Continue the review of the novel set on the Moon city of Artemis from its last sentence.

Document text Start Marker

Having the chance to ask as advanced reading his new novel I was very happy, but in the end I did not find it so engaging and fast paced as the The Martian.

The story is set on Artemis, the only city on the Moon; the main character, Jazz Bashara, alternates legal jobs (the porter) to less legal ones (smuggling forbidden goods from Earth); despite this she is not able to gain enough money to have a normal – non poor – life. One day a contact of hers proposes a criminal activity extremely dangerous but also extremely well paid, and Jazz accepts. Unfortunately, Jazz will be involved in a conspiracy about the future of the colony.

Document text End Marker
Source data Start Marker

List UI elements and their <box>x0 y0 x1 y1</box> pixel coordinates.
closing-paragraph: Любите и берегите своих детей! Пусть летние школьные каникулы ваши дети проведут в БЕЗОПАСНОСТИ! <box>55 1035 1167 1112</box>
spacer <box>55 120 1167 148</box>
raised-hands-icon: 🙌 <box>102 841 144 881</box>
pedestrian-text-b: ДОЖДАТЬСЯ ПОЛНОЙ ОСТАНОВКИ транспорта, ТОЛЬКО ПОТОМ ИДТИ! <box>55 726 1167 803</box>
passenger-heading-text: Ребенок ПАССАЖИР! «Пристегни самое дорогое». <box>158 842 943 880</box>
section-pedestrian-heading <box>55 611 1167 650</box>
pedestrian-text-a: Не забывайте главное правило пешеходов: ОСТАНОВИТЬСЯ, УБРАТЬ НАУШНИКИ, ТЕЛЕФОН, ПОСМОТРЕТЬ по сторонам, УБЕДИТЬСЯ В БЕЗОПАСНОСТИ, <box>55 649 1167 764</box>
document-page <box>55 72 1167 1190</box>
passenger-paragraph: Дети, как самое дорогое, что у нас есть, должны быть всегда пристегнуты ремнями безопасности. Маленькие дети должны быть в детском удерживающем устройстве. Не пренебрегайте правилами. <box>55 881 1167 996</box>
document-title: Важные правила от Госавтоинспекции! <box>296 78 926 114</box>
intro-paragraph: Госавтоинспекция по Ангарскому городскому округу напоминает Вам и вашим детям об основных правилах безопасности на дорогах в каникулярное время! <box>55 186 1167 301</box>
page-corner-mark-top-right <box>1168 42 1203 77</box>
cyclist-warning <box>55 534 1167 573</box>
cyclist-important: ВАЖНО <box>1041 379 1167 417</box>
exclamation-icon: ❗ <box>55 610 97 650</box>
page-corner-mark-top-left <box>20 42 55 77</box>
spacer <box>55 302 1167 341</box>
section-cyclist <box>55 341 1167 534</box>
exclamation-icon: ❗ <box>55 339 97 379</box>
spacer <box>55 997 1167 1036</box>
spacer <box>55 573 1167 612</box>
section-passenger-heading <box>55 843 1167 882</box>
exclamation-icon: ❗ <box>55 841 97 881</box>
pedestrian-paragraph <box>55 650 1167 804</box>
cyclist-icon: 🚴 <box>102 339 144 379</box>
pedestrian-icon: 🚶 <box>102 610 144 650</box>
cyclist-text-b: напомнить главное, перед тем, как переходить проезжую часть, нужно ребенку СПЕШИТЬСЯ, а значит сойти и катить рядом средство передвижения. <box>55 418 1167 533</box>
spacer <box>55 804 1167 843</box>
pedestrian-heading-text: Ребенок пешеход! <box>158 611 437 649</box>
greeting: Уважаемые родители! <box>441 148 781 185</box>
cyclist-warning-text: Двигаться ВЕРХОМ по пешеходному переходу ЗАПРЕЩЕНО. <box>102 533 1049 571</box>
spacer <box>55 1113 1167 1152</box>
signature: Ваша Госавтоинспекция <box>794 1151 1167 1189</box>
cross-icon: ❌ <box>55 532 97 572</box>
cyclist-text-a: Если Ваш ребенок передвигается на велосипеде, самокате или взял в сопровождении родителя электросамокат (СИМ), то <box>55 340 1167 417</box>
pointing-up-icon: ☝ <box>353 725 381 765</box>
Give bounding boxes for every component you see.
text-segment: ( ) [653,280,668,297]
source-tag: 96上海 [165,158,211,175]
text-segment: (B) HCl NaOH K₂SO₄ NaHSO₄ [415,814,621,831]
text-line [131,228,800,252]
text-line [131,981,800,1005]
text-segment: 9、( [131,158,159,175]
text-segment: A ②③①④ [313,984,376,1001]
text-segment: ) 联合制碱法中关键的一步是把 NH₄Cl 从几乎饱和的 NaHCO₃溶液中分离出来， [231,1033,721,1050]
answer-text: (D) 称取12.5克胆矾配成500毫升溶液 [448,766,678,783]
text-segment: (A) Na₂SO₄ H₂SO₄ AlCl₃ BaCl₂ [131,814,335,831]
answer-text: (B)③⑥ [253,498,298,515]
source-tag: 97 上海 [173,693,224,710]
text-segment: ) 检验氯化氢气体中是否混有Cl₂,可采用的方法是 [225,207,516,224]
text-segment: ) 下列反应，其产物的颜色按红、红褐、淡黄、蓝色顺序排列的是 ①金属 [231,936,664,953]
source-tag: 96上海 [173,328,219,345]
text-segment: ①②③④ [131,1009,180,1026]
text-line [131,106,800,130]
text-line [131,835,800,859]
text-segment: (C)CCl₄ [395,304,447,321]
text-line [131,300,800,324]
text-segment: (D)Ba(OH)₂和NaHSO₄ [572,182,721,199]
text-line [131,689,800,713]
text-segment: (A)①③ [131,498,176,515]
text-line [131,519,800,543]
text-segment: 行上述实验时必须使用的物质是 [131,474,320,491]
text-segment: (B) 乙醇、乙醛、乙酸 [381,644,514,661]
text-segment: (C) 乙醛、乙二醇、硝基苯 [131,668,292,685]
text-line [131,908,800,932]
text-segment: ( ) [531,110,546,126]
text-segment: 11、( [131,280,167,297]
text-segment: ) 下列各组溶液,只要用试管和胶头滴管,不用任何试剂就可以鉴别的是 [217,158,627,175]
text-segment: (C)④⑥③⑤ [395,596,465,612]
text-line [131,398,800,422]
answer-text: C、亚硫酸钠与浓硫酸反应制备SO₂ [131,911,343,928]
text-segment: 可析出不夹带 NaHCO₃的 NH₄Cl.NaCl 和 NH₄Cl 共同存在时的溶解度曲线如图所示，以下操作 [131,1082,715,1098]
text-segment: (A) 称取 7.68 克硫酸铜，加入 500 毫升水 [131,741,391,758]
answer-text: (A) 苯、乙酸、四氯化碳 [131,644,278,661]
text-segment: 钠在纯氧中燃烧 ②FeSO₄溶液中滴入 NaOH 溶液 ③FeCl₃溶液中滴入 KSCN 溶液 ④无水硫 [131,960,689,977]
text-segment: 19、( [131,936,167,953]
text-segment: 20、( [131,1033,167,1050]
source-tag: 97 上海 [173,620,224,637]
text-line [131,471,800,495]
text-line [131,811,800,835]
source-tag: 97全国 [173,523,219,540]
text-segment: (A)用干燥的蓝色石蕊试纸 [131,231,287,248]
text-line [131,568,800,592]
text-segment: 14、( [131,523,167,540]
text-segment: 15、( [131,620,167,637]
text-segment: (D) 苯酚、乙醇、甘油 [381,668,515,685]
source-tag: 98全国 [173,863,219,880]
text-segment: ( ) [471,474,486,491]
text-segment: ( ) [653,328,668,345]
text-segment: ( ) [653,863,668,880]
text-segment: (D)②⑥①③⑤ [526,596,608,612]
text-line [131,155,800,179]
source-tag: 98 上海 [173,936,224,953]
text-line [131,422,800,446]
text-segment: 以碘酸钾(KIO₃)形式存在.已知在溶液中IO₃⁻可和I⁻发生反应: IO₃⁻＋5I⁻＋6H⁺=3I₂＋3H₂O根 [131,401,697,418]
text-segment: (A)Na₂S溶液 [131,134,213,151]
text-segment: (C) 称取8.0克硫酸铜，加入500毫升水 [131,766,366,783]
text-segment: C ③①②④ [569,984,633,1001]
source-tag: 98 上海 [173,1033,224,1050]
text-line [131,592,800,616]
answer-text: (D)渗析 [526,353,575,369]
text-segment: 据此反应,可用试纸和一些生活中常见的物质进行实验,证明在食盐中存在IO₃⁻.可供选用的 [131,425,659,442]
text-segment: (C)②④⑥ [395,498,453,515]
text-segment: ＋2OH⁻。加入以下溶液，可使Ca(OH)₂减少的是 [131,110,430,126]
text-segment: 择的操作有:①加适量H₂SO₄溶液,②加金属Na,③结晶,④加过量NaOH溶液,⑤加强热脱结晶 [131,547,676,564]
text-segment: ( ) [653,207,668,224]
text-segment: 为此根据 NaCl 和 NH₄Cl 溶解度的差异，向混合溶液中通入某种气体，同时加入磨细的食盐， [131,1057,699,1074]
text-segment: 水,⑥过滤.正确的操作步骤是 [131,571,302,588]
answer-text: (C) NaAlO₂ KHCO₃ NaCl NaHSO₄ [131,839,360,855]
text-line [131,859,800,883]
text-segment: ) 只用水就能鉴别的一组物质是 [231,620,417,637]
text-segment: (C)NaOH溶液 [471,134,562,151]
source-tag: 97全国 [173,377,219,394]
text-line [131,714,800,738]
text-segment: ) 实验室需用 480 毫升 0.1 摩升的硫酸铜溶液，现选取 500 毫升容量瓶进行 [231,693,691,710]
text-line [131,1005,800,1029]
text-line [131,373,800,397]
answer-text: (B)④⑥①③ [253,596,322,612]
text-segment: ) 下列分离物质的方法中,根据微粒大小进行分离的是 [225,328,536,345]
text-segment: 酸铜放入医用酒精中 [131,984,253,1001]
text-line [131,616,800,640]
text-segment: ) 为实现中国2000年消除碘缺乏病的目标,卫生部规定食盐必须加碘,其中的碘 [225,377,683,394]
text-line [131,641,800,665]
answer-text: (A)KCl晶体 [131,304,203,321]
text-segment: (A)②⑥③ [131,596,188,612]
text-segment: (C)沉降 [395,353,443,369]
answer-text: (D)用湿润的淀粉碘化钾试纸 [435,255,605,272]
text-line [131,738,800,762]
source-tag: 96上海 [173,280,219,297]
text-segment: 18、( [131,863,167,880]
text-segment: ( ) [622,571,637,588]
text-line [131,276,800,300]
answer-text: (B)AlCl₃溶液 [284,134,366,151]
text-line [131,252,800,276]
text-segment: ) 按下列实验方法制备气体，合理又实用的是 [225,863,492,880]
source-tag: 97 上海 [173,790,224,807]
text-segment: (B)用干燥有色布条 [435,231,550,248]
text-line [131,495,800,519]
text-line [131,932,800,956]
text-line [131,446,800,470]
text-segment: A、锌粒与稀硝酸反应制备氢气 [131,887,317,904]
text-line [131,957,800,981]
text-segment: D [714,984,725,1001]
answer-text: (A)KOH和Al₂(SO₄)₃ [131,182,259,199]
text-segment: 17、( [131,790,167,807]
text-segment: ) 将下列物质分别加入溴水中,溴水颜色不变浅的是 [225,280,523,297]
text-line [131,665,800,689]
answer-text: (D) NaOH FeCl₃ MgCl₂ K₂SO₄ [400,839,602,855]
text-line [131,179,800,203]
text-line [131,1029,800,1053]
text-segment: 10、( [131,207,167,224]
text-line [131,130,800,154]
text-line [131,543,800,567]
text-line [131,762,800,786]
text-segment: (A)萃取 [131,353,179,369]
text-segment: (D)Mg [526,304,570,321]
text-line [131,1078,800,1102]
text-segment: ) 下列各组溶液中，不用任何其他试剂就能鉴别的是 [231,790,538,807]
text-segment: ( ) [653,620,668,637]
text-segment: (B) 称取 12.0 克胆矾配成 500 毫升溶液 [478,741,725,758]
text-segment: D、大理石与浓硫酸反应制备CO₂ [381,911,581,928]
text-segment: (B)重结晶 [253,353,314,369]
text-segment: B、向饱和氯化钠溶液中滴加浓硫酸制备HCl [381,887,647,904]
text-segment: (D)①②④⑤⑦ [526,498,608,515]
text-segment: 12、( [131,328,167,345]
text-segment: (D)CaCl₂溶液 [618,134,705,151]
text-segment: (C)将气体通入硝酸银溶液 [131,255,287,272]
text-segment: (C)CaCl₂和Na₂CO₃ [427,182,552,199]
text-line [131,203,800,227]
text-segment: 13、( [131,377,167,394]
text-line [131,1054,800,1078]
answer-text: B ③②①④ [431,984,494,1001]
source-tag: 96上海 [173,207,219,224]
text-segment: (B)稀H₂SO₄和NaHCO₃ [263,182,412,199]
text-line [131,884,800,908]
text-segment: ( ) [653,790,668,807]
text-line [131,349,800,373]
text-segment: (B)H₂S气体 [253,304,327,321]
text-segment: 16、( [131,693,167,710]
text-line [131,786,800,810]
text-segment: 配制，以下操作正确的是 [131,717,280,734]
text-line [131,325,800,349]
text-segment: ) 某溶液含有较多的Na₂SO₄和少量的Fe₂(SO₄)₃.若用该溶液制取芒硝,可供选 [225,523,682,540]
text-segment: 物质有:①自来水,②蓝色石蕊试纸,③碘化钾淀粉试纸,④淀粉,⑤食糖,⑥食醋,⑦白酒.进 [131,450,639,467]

Source data End Marker

Response area
The novel is quite engaging – it contains a thread of thriller / action – but some elements did not convince me: Jazz is extremely skilled in everything (she is smart, brave and technically capable) but she is totally unable to use them in a useful way. The criminal plot is extremely naive in its development, and the conclusion is the top of naiveté (no further details to avoid spoilers). Concerning style and narration, overall I found excessive the infodump that continuously stop the narration, and stylistically weak the letters exchanged with the friend on Earth, and I did not like the jokes between the characters and toward the reader (sex jokes mostly).

I did expect more from this novel; it is nice but very much inferior to The Martian.

Thanks to the publisher for providing me the copy necessary to write this review.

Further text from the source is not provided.